When I saw the news last night, MANY were outside complaining. It certainly wasn't the whole place but still plenty of people.


----------



## KentuckyDreamer (Jan 20, 2012)

A few years back we had not heard of prepping. We had two power outages that come to mind;

one was a mess getting anywhere due to traffic lights being out. Police were stationed at the Walmart waving a line of cars away...no electric, no store. Camped out in front of our fireplace and ate peanut butter crackers. 

Another time was during nice weather. The neighbors were out with grills and outdoor activities. Best time ever in our neighborhood. Next day, the televisions were back on and things returned to "norm".


----------



## Danaus29 (Sep 12, 2005)

Sawmill Jim said:


> Here when our electric is out everything closes :hammer: No one has those crank handle cash registers nor could you find many that even knows how to count back change for a dollar if you spent 99 cents :drum:


EAST NEW YORK (WABC) -- 
There is a power outage at the Spring Creek Towers housing development in East New York, Brooklyn.

The outage began at around 8:30 p.m. Each of the 46 buildings range from 11 to 20 stories. More than 5,000 people live in the apartments.

According to the article it was just the housing development. Stores would still have been open. It's not like it was 10 square blocks or half the city.


----------



## Annsni (Oct 27, 2006)

Danaus29 said:


> EAST NEW YORK (WABC) --
> There is a power outage at the Spring Creek Towers housing development in East New York, Brooklyn.
> 
> The outage began at around 8:30 p.m. Each of the 46 buildings range from 11 to 20 stories. More than 5,000 people live in the apartments.
> ...


Yep - it was JUST the housing. They apparently create their own power and I think I read that this happened last month too. It was funny because they were interviewing a woman in her car. She decided to sit in her car until the power came back on. Is that more comfortable than sitting in your own home????

Listings of boxed layout items:
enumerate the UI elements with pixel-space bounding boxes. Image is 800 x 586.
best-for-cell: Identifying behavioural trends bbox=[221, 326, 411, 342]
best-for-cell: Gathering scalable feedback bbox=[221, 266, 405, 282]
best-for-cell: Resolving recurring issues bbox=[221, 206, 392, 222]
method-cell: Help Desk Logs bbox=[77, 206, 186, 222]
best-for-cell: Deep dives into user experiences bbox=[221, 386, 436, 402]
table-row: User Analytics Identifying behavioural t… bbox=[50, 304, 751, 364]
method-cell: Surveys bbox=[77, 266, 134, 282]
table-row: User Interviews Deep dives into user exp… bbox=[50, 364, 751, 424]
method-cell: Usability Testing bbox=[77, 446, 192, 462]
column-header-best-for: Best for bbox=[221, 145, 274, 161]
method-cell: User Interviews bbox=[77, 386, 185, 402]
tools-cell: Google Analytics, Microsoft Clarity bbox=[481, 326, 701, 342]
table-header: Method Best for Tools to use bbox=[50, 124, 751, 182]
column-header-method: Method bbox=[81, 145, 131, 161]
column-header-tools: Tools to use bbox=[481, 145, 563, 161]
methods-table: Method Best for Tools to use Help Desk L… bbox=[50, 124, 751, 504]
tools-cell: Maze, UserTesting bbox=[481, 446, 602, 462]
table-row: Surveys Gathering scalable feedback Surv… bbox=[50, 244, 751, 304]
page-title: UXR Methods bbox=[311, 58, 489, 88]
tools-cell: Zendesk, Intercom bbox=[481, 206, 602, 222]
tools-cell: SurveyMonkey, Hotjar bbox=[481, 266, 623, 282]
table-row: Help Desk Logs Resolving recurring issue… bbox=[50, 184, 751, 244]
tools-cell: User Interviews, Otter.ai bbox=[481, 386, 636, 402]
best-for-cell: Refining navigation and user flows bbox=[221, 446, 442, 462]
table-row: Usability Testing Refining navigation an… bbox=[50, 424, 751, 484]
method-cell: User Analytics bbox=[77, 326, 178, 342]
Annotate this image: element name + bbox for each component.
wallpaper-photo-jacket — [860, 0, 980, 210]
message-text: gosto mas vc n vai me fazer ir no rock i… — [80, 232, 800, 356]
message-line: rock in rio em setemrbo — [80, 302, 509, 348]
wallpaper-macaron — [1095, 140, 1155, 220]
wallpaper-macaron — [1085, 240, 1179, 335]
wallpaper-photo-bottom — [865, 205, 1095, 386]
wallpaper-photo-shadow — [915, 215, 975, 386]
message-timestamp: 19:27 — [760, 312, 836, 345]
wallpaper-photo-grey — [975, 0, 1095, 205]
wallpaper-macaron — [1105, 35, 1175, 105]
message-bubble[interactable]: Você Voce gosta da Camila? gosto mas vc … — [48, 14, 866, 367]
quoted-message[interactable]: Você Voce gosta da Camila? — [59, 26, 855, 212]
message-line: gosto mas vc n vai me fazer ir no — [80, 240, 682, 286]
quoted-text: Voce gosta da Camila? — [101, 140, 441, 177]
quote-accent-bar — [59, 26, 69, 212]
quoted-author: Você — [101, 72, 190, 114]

Requirements:
Answer these questions from the power outage thread:
1. What did KentuckyDreamer's household eat while camped in front of the fireplace?
2. How many buildings make up the Spring Creek Towers housing development?
3. What did the woman interviewed in her car decide to do?

The answer:
1. Peanut butter crackers.
2. 46 buildings.
3. Sit in her car until the power came back on.